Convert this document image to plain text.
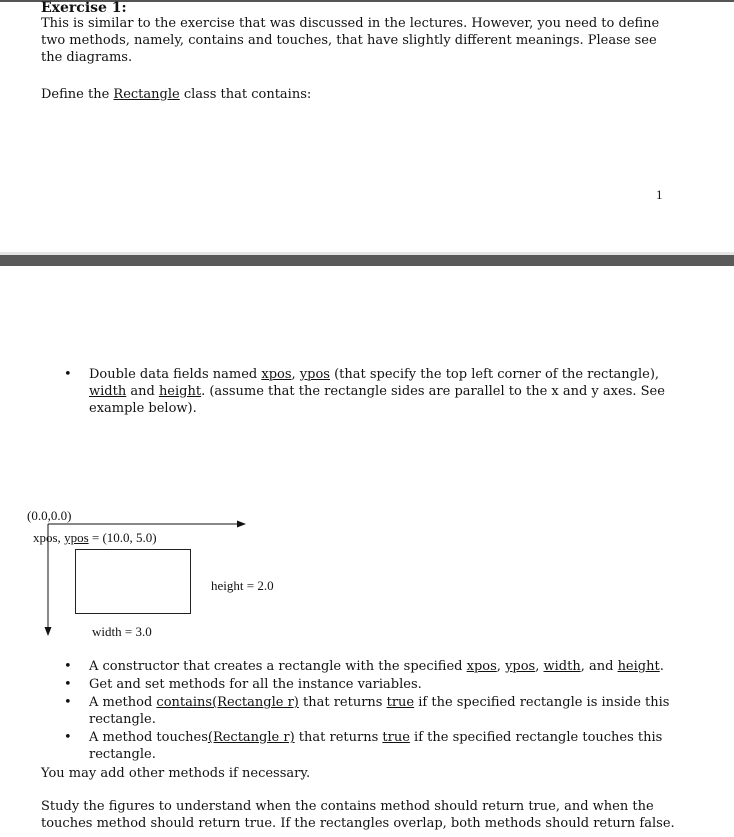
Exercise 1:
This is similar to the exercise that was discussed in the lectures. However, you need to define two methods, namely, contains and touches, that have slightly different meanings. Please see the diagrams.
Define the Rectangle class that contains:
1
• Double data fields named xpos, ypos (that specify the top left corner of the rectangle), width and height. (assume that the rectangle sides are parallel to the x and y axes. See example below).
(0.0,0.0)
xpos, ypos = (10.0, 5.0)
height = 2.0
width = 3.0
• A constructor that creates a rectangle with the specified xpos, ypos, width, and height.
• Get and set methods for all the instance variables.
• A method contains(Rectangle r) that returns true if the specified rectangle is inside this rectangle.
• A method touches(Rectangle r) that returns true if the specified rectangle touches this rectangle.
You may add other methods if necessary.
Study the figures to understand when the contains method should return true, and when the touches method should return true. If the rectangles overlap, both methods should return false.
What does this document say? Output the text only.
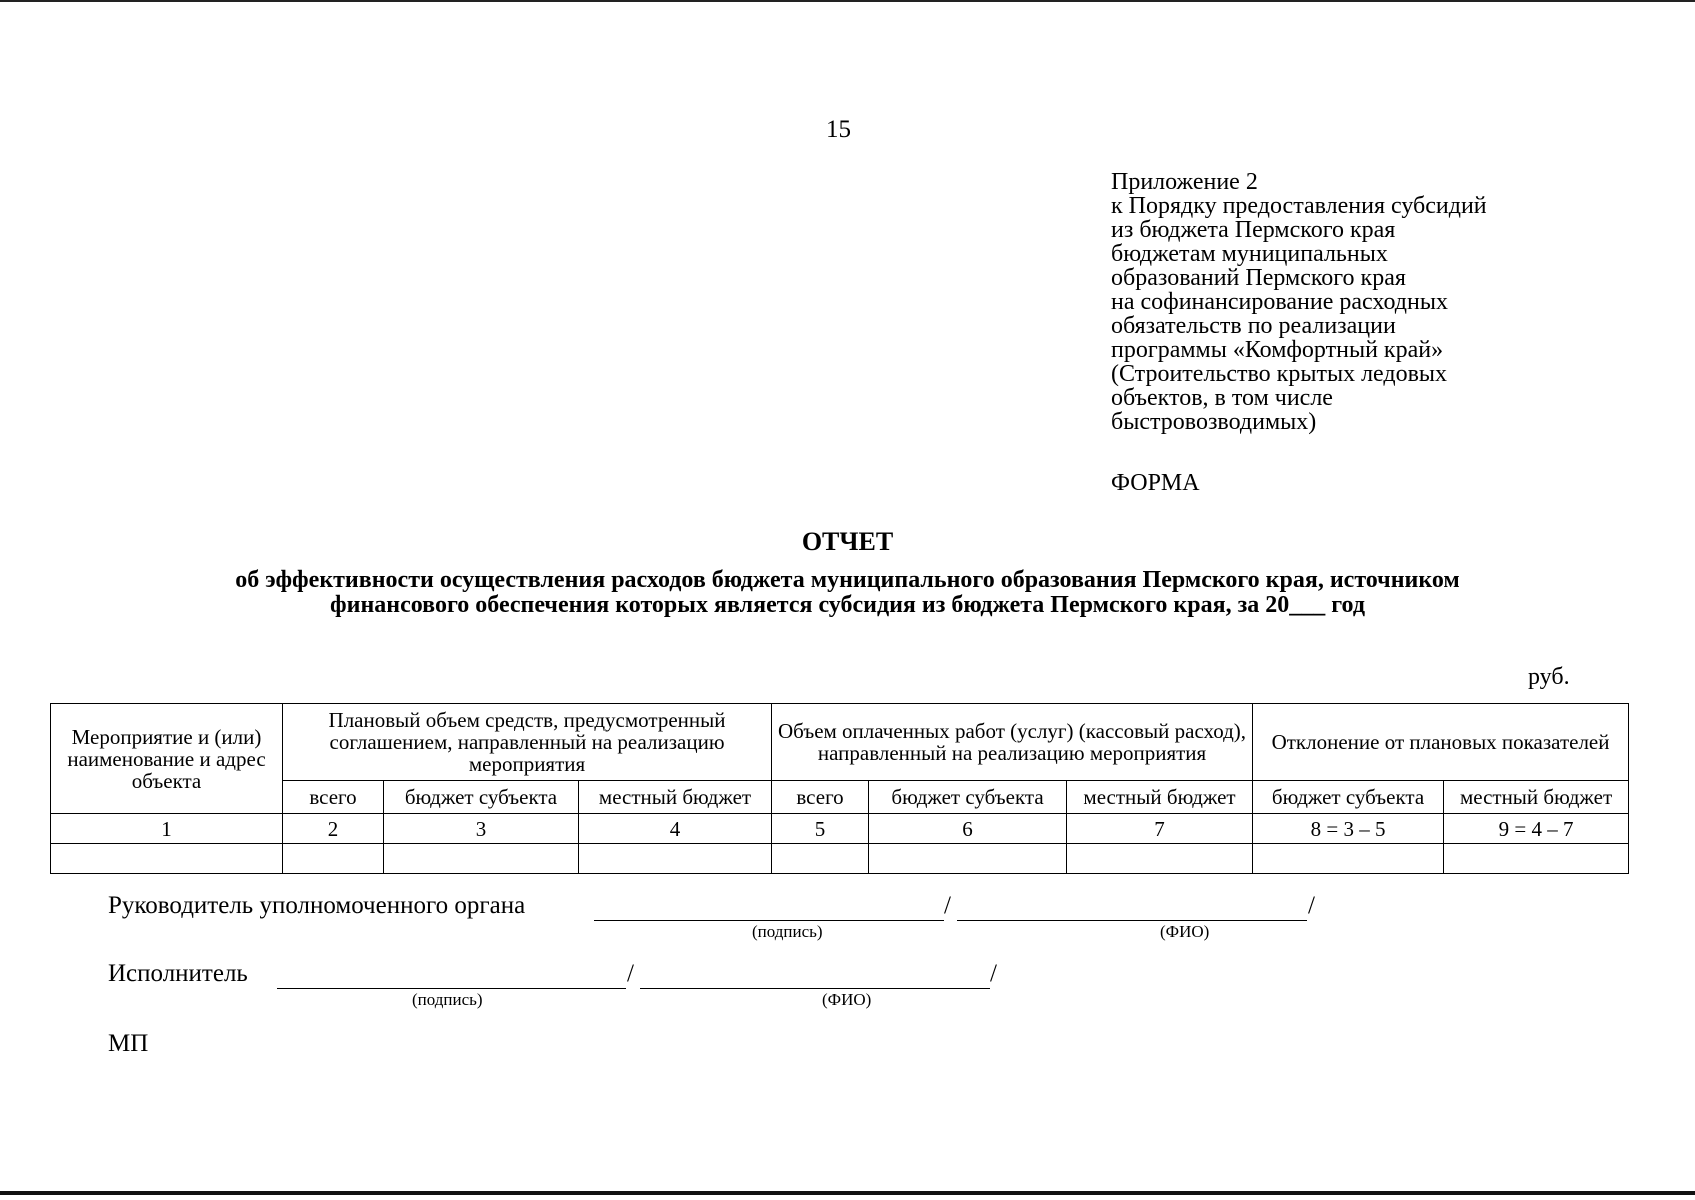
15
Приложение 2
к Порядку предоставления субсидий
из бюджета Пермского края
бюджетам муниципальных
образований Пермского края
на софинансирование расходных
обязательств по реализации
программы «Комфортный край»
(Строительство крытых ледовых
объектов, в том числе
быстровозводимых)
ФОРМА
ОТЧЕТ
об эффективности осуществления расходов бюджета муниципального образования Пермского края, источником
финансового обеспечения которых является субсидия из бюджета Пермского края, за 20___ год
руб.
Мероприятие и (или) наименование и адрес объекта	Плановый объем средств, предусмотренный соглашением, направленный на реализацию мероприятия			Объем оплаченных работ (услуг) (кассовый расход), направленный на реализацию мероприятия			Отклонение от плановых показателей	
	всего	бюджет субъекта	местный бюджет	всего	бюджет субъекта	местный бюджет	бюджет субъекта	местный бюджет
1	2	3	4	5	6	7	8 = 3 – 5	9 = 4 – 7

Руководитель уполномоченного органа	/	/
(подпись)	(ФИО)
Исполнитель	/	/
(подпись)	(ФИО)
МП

TO DO
Copy out each line exactly, without the pictures.

RESULT OF THIS TASK
Convert this document image to plain text.
Exercise 1:
This is similar to the exercise that was discussed in the lectures. However, you need to define two methods, namely, contains and touches, that have slightly different meanings. Please see the diagrams.
Define the Rectangle class that contains:
1
• Double data fields named xpos, ypos (that specify the top left corner of the rectangle), width and height. (assume that the rectangle sides are parallel to the x and y axes. See example below).
(0.0,0.0)
xpos, ypos = (10.0, 5.0)
height = 2.0
width = 3.0
• A constructor that creates a rectangle with the specified xpos, ypos, width, and height.
• Get and set methods for all the instance variables.
• A method contains(Rectangle r) that returns true if the specified rectangle is inside this rectangle.
• A method touches(Rectangle r) that returns true if the specified rectangle touches this rectangle.
You may add other methods if necessary.
Study the figures to understand when the contains method should return true, and when the touches method should return true. If the rectangles overlap, both methods should return false.
What does this document say? Output the text only.
15
Приложение 2
к Порядку предоставления субсидий
из бюджета Пермского края
бюджетам муниципальных
образований Пермского края
на софинансирование расходных
обязательств по реализации
программы «Комфортный край»
(Строительство крытых ледовых
объектов, в том числе
быстровозводимых)
ФОРМА
ОТЧЕТ
об эффективности осуществления расходов бюджета муниципального образования Пермского края, источником
финансового обеспечения которых является субсидия из бюджета Пермского края, за 20___ год
руб.
Мероприятие и (или) наименование и адрес объекта	Плановый объем средств, предусмотренный соглашением, направленный на реализацию мероприятия			Объем оплаченных работ (услуг) (кассовый расход), направленный на реализацию мероприятия			Отклонение от плановых показателей	
	всего	бюджет субъекта	местный бюджет	всего	бюджет субъекта	местный бюджет	бюджет субъекта	местный бюджет
1	2	3	4	5	6	7	8 = 3 – 5	9 = 4 – 7

Руководитель уполномоченного органа	/	/
(подпись)	(ФИО)
Исполнитель	/	/
(подпись)	(ФИО)
МП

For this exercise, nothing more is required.